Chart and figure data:
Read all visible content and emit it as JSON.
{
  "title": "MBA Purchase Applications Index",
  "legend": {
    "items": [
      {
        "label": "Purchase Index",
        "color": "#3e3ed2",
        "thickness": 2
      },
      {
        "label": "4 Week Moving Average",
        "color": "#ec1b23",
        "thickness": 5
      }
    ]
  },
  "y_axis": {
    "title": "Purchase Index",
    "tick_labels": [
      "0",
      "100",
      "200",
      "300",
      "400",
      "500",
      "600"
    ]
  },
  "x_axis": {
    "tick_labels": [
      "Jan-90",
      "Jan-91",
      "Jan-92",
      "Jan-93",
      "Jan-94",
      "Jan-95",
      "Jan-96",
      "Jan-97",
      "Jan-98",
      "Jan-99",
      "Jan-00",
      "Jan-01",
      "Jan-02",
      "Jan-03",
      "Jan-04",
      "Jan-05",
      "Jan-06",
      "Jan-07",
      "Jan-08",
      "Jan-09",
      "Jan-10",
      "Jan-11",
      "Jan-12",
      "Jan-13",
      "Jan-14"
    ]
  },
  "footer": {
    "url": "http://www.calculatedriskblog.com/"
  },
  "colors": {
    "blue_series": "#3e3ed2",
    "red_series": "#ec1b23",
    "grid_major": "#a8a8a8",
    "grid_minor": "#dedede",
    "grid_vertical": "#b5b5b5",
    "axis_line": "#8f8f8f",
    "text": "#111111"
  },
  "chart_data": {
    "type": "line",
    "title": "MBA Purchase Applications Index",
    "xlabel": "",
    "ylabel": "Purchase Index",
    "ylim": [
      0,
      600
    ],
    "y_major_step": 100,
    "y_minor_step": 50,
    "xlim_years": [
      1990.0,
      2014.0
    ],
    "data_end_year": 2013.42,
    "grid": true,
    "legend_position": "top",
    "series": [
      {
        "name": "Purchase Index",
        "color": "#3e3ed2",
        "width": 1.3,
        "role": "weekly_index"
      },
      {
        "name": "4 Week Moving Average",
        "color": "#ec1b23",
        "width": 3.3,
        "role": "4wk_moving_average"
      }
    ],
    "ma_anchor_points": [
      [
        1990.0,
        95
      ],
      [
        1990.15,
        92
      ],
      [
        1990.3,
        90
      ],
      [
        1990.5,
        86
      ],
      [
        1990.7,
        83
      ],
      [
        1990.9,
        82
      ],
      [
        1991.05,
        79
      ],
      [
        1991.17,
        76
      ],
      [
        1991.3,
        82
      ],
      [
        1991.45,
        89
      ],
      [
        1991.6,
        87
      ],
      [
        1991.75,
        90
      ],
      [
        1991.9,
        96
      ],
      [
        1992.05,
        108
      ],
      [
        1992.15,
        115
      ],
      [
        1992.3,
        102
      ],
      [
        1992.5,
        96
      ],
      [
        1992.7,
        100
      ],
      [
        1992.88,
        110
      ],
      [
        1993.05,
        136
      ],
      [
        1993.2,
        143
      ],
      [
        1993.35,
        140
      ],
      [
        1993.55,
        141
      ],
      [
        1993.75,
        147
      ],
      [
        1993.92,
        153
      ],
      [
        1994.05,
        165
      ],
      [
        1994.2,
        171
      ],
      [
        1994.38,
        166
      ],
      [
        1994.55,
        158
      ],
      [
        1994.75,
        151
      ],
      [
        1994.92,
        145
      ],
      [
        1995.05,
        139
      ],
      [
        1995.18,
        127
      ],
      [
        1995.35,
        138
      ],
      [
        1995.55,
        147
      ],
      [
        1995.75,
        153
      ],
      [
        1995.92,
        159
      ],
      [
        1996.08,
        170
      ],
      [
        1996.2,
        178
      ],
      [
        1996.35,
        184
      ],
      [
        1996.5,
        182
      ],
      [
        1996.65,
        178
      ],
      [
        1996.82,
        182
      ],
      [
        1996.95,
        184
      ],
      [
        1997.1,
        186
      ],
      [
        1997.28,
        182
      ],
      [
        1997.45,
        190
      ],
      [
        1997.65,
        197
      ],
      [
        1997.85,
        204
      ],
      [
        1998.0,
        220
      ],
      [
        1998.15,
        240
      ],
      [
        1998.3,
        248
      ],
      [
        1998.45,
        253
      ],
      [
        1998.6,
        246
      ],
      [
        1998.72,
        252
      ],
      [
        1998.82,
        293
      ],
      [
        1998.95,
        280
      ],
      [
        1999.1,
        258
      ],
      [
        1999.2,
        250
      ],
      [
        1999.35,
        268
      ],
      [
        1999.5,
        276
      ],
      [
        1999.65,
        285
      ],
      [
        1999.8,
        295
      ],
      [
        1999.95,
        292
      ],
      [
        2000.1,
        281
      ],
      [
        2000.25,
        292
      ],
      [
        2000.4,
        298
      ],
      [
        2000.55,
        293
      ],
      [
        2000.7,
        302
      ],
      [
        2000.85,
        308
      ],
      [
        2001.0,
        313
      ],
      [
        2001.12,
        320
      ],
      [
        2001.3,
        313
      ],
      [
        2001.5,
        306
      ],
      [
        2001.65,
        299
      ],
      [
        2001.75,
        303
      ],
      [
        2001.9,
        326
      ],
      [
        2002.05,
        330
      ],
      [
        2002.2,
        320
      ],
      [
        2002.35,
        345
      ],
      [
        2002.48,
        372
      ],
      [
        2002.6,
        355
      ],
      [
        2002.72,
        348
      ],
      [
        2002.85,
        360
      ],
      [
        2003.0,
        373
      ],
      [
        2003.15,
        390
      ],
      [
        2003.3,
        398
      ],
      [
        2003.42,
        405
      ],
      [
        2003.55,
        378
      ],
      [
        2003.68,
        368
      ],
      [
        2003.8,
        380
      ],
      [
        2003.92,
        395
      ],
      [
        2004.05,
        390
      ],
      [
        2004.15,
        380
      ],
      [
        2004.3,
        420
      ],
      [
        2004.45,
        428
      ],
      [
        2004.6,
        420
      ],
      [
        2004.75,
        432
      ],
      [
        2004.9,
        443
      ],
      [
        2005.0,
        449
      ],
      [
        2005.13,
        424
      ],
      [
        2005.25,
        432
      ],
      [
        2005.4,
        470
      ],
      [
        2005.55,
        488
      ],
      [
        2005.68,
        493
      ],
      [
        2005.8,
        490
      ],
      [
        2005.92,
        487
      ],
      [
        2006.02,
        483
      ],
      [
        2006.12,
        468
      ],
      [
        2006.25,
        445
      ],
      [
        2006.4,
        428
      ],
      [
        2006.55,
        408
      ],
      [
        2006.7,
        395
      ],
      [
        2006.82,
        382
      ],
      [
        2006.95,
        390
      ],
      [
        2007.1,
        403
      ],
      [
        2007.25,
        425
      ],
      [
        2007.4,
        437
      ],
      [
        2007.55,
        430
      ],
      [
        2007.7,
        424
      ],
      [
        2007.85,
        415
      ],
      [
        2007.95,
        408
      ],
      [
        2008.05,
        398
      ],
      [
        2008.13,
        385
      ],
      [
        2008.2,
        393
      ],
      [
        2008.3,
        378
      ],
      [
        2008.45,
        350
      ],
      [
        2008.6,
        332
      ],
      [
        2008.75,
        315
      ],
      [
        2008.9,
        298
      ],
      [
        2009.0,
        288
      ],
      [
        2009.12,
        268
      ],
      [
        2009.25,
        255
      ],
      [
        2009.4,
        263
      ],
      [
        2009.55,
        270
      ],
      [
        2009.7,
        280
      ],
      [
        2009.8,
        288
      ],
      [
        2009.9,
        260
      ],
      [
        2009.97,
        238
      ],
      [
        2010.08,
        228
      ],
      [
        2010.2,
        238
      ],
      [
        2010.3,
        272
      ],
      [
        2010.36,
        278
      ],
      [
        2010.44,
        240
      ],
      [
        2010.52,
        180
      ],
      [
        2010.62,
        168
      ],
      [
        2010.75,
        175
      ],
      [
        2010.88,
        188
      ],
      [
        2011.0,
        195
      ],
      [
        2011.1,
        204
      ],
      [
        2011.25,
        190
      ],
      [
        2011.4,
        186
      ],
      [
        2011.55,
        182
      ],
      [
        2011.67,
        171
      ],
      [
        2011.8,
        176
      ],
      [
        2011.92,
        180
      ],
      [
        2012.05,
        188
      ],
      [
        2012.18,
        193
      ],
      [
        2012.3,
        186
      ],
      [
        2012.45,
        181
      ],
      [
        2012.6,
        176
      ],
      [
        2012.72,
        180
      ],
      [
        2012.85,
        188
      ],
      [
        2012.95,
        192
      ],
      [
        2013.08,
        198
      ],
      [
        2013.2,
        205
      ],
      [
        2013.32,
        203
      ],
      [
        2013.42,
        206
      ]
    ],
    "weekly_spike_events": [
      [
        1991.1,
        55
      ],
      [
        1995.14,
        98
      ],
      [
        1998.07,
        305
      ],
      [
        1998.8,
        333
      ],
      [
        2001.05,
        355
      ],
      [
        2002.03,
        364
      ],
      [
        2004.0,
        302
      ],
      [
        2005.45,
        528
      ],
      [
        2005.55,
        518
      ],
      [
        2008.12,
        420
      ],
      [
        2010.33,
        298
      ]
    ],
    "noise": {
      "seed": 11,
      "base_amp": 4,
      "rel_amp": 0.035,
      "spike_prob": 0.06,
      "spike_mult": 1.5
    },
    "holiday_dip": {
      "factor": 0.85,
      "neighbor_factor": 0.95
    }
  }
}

→ **EXERCISE DESCRIPTION**
Read the entries and select each line where the word "title" is found.

→ **FULL OUTPUT**
  "title": "MBA Purchase Applications Index",
    "title": "Purchase Index",
    "title": "MBA Purchase Applications Index",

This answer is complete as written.